* [WORK TO DO] Return every line of the records below verbatim, with no pictures in the copy.

* [ENTRIES]

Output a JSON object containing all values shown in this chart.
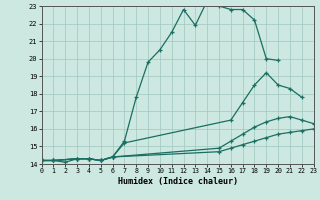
{
  "title": "",
  "xlabel": "Humidex (Indice chaleur)",
  "xlim": [
    0,
    23
  ],
  "ylim": [
    14,
    23
  ],
  "xticks": [
    0,
    1,
    2,
    3,
    4,
    5,
    6,
    7,
    8,
    9,
    10,
    11,
    12,
    13,
    14,
    15,
    16,
    17,
    18,
    19,
    20,
    21,
    22,
    23
  ],
  "yticks": [
    14,
    15,
    16,
    17,
    18,
    19,
    20,
    21,
    22,
    23
  ],
  "bg_color": "#cce8e0",
  "line_color": "#1a6e62",
  "grid_color": "#a0c8c0",
  "lines": [
    {
      "x": [
        0,
        1,
        2,
        3,
        4,
        5,
        6,
        7,
        8,
        9,
        10,
        11,
        12,
        13,
        14,
        15,
        16,
        17,
        18,
        19,
        20
      ],
      "y": [
        14.2,
        14.2,
        14.1,
        14.3,
        14.3,
        14.2,
        14.4,
        15.3,
        17.8,
        19.8,
        20.5,
        21.5,
        22.8,
        21.9,
        23.3,
        23.0,
        22.8,
        22.8,
        22.2,
        20.0,
        19.9
      ]
    },
    {
      "x": [
        0,
        1,
        3,
        4,
        5,
        6,
        7,
        16,
        17,
        18,
        19,
        20,
        21,
        22
      ],
      "y": [
        14.2,
        14.2,
        14.3,
        14.3,
        14.2,
        14.4,
        15.2,
        16.5,
        17.5,
        18.5,
        19.2,
        18.5,
        18.3,
        17.8
      ]
    },
    {
      "x": [
        0,
        1,
        3,
        4,
        5,
        6,
        15,
        16,
        17,
        18,
        19,
        20,
        21,
        22,
        23
      ],
      "y": [
        14.2,
        14.2,
        14.3,
        14.3,
        14.2,
        14.4,
        14.9,
        15.3,
        15.7,
        16.1,
        16.4,
        16.6,
        16.7,
        16.5,
        16.3
      ]
    },
    {
      "x": [
        0,
        1,
        3,
        4,
        5,
        6,
        15,
        16,
        17,
        18,
        19,
        20,
        21,
        22,
        23
      ],
      "y": [
        14.2,
        14.2,
        14.3,
        14.3,
        14.2,
        14.4,
        14.7,
        14.9,
        15.1,
        15.3,
        15.5,
        15.7,
        15.8,
        15.9,
        16.0
      ]
    }
  ]
}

* [RESULT OF THE TASK]
Output a JSON object containing all values shown in this chart.
{
  "title": "",
  "xlabel": "Humidex (Indice chaleur)",
  "xlim": [
    0,
    23
  ],
  "ylim": [
    14,
    23
  ],
  "xticks": [
    0,
    1,
    2,
    3,
    4,
    5,
    6,
    7,
    8,
    9,
    10,
    11,
    12,
    13,
    14,
    15,
    16,
    17,
    18,
    19,
    20,
    21,
    22,
    23
  ],
  "yticks": [
    14,
    15,
    16,
    17,
    18,
    19,
    20,
    21,
    22,
    23
  ],
  "bg_color": "#cce8e0",
  "line_color": "#1a6e62",
  "grid_color": "#a0c8c0",
  "lines": [
    {
      "x": [
        0,
        1,
        2,
        3,
        4,
        5,
        6,
        7,
        8,
        9,
        10,
        11,
        12,
        13,
        14,
        15,
        16,
        17,
        18,
        19,
        20
      ],
      "y": [
        14.2,
        14.2,
        14.1,
        14.3,
        14.3,
        14.2,
        14.4,
        15.3,
        17.8,
        19.8,
        20.5,
        21.5,
        22.8,
        21.9,
        23.3,
        23.0,
        22.8,
        22.8,
        22.2,
        20.0,
        19.9
      ]
    },
    {
      "x": [
        0,
        1,
        3,
        4,
        5,
        6,
        7,
        16,
        17,
        18,
        19,
        20,
        21,
        22
      ],
      "y": [
        14.2,
        14.2,
        14.3,
        14.3,
        14.2,
        14.4,
        15.2,
        16.5,
        17.5,
        18.5,
        19.2,
        18.5,
        18.3,
        17.8
      ]
    },
    {
      "x": [
        0,
        1,
        3,
        4,
        5,
        6,
        15,
        16,
        17,
        18,
        19,
        20,
        21,
        22,
        23
      ],
      "y": [
        14.2,
        14.2,
        14.3,
        14.3,
        14.2,
        14.4,
        14.9,
        15.3,
        15.7,
        16.1,
        16.4,
        16.6,
        16.7,
        16.5,
        16.3
      ]
    },
    {
      "x": [
        0,
        1,
        3,
        4,
        5,
        6,
        15,
        16,
        17,
        18,
        19,
        20,
        21,
        22,
        23
      ],
      "y": [
        14.2,
        14.2,
        14.3,
        14.3,
        14.2,
        14.4,
        14.7,
        14.9,
        15.1,
        15.3,
        15.5,
        15.7,
        15.8,
        15.9,
        16.0
      ]
    }
  ]
}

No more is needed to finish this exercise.